# Directive
Output the data verbatim from its first line through the line containing "pin 39 (P0.0/AD0) xyxy=(227,56,275,68)", including both of those lines.

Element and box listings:
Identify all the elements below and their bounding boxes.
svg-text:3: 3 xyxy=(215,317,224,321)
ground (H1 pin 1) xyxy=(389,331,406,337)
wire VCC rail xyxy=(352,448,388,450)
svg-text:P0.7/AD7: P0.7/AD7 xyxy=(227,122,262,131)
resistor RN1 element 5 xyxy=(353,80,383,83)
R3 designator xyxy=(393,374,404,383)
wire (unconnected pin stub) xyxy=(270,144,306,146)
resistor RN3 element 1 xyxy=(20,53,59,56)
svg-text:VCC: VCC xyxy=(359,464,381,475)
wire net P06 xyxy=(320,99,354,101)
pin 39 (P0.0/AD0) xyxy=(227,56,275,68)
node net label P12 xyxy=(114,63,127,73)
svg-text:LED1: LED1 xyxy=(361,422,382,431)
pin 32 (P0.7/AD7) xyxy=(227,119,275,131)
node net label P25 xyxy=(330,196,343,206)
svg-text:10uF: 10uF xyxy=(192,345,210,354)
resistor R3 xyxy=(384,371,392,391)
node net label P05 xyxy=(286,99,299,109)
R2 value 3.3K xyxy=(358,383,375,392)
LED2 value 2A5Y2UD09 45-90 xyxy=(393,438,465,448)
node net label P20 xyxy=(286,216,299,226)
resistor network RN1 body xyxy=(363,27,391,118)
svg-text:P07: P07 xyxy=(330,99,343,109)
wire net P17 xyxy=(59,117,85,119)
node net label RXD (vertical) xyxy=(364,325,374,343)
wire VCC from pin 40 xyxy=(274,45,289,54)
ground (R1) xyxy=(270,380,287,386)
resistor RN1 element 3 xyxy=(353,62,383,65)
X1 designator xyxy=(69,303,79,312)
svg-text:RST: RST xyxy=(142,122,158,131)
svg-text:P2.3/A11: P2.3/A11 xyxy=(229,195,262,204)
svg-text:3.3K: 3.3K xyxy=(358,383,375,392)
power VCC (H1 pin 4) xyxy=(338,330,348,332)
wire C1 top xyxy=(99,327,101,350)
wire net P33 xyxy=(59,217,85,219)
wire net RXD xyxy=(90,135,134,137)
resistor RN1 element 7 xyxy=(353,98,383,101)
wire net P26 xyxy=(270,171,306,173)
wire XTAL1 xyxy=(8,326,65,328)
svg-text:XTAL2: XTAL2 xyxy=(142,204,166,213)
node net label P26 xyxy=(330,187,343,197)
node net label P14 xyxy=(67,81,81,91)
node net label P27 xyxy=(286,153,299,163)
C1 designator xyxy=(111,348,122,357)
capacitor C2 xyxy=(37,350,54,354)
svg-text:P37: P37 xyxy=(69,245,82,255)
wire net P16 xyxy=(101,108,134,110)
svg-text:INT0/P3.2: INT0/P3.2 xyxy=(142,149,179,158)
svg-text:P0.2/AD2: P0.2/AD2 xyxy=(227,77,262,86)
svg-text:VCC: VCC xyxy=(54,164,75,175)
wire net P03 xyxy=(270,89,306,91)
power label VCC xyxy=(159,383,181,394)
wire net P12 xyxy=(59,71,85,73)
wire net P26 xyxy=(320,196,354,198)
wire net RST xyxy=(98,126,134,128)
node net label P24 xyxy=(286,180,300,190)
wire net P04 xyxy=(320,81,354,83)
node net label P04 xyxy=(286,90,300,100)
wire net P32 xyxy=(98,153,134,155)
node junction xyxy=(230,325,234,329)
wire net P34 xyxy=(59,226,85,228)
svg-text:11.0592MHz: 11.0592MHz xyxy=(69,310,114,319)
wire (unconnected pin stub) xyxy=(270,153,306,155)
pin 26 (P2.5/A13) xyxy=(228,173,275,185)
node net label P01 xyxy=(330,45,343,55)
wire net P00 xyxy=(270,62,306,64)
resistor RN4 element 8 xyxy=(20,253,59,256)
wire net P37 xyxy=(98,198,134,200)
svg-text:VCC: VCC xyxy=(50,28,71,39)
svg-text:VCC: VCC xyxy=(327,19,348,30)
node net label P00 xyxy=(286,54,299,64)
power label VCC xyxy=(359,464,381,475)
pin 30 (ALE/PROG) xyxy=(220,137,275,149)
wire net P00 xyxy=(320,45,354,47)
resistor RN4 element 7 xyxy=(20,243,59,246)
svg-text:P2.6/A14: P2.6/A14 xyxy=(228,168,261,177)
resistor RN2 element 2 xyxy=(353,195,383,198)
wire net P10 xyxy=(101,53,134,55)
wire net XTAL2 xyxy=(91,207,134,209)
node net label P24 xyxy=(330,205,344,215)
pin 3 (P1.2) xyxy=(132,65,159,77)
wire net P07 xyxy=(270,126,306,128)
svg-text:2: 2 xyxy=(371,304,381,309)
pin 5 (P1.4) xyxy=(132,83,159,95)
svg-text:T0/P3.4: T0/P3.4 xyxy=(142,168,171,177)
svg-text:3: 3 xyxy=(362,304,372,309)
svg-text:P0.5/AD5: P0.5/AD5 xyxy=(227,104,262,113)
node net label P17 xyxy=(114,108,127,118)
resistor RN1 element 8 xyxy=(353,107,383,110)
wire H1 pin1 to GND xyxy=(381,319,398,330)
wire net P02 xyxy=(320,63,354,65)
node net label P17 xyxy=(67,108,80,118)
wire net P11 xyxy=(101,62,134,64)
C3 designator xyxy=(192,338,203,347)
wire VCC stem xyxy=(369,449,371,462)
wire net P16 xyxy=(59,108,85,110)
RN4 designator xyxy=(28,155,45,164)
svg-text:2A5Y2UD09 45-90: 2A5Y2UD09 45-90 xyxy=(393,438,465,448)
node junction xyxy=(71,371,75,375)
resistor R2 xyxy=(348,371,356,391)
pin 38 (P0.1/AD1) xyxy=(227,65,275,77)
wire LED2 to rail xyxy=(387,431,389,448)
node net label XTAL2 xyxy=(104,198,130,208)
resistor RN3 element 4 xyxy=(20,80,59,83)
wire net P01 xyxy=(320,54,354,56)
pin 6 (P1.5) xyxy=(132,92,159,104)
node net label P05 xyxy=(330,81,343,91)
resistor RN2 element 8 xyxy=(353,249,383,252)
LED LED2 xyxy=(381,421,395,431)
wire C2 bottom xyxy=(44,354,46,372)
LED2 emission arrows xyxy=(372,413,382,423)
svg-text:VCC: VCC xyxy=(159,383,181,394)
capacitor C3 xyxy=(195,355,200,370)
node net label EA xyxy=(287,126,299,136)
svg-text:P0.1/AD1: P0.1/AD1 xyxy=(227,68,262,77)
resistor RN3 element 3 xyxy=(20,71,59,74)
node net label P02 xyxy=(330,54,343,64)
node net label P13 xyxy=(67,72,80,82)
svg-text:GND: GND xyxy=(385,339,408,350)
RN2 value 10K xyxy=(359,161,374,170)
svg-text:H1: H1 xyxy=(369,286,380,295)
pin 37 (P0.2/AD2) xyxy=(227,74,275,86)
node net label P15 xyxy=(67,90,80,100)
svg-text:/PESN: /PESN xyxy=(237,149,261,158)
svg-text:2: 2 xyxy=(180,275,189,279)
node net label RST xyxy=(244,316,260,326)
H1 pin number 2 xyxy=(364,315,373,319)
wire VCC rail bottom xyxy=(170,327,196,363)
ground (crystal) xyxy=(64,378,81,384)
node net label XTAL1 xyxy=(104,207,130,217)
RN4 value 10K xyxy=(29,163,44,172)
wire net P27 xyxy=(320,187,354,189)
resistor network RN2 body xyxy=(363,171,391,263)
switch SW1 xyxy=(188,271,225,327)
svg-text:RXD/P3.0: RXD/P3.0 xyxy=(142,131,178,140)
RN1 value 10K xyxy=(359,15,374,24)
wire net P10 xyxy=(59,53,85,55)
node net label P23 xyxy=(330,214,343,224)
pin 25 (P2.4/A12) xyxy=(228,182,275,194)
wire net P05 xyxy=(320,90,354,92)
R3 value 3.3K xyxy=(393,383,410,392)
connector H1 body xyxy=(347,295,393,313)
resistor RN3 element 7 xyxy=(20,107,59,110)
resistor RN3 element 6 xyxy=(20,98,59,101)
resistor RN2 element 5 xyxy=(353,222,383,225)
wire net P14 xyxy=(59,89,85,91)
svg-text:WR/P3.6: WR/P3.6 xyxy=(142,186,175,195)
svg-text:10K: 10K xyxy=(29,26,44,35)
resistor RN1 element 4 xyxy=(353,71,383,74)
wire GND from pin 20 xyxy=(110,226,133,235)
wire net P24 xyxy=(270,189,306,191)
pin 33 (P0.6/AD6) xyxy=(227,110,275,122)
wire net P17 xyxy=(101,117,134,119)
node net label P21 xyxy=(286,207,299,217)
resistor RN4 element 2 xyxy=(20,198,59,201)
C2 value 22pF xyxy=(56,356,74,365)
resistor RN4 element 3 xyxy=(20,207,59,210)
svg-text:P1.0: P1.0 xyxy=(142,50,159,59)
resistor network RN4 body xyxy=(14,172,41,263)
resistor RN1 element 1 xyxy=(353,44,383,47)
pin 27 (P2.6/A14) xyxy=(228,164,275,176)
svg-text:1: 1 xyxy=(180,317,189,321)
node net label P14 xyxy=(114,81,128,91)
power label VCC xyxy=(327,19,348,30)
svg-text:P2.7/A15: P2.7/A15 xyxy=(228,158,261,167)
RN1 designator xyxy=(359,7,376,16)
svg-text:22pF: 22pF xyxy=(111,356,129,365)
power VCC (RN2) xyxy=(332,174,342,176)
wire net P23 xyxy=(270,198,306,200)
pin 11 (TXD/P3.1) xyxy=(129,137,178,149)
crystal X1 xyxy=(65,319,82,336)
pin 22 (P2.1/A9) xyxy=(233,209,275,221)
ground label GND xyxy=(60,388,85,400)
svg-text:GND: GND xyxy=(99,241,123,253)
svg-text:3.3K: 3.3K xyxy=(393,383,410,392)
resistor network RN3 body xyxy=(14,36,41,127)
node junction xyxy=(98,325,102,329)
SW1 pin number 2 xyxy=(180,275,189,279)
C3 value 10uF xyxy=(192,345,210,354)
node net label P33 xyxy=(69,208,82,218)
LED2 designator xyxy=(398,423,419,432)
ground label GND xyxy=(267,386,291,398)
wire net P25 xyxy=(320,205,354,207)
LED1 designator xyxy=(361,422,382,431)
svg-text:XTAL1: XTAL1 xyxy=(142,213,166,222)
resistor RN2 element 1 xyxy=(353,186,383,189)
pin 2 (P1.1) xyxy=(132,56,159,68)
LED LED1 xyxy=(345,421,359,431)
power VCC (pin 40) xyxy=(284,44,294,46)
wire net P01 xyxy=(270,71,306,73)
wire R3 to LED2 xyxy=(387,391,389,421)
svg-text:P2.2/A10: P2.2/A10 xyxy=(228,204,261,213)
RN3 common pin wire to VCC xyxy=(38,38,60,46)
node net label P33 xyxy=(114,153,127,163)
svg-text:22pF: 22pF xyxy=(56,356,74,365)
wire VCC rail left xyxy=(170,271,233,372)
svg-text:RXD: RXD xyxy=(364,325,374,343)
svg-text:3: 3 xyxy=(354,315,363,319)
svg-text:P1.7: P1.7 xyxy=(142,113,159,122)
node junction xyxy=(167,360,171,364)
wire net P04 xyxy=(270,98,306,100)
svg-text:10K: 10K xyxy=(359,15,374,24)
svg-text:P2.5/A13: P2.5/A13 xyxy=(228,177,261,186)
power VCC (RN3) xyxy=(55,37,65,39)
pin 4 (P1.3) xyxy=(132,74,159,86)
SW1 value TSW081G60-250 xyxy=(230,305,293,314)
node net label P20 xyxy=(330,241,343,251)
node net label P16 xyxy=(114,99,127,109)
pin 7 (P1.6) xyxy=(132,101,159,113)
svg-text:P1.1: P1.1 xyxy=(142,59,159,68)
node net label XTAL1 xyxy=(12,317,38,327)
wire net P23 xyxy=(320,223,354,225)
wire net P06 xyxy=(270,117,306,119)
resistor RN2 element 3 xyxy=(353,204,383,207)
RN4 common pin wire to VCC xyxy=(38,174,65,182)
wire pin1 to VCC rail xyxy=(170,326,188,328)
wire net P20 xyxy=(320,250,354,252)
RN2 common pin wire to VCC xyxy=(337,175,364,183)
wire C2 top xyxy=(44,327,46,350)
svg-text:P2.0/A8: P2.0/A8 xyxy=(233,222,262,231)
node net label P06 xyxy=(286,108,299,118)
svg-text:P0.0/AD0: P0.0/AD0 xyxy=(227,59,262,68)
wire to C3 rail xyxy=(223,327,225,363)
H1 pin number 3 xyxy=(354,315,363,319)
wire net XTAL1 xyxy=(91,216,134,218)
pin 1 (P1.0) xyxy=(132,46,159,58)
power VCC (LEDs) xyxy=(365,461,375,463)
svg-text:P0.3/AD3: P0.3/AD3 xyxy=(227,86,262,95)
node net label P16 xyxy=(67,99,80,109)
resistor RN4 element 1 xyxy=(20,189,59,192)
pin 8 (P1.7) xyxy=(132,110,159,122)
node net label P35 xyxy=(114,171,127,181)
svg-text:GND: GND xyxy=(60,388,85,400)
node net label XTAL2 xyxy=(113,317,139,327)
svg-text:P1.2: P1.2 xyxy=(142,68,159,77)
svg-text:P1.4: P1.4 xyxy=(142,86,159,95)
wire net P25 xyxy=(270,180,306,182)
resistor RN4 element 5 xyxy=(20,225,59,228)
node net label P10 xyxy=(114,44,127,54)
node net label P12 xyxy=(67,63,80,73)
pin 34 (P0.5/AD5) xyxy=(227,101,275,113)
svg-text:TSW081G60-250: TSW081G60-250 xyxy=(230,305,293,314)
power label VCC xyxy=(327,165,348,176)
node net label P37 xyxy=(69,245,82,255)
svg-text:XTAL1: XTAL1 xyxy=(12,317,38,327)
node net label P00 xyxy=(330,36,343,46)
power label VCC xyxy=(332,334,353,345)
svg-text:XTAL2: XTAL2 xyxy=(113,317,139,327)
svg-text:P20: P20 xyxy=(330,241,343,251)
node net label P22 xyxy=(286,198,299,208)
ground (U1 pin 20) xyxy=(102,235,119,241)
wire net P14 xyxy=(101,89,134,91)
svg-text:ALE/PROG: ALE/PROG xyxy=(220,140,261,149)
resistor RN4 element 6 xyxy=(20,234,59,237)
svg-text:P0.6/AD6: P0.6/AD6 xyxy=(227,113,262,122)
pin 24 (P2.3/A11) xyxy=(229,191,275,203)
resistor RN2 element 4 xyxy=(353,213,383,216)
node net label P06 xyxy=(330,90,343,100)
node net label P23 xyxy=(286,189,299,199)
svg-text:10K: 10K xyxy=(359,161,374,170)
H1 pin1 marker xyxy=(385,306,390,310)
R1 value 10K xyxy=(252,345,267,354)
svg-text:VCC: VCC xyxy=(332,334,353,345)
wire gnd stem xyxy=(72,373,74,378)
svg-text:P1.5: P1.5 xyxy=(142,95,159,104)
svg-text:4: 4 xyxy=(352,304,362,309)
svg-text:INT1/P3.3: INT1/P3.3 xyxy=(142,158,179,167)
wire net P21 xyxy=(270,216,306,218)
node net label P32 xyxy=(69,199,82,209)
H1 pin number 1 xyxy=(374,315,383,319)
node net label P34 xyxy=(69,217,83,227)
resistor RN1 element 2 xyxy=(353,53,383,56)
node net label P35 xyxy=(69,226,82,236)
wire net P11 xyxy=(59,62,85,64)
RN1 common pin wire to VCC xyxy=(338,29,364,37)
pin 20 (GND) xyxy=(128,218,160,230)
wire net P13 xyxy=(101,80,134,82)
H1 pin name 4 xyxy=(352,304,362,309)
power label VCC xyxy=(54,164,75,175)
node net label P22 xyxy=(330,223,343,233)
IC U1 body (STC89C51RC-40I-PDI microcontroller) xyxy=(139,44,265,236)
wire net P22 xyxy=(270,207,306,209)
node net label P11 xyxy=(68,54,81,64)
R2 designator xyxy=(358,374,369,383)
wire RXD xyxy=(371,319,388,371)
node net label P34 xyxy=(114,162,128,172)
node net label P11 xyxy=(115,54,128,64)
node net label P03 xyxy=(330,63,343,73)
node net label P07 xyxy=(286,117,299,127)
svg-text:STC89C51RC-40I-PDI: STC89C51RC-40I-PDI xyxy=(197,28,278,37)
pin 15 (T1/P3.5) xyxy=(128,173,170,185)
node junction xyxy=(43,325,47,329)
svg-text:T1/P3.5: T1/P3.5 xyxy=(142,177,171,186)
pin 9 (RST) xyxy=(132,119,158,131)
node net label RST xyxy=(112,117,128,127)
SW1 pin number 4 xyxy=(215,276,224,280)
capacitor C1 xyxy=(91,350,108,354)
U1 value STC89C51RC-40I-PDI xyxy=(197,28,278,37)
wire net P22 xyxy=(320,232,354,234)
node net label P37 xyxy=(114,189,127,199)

# Output of the task
Identify all the elements below and their bounding boxes.
svg-text:3: 3 xyxy=(215,317,224,321)
ground (H1 pin 1) xyxy=(389,331,406,337)
wire VCC rail xyxy=(352,448,388,450)
svg-text:P0.7/AD7: P0.7/AD7 xyxy=(227,122,262,131)
resistor RN1 element 5 xyxy=(353,80,383,83)
R3 designator xyxy=(393,374,404,383)
wire (unconnected pin stub) xyxy=(270,144,306,146)
resistor RN3 element 1 xyxy=(20,53,59,56)
svg-text:VCC: VCC xyxy=(359,464,381,475)
wire net P06 xyxy=(320,99,354,101)
pin 39 (P0.0/AD0) xyxy=(227,56,275,68)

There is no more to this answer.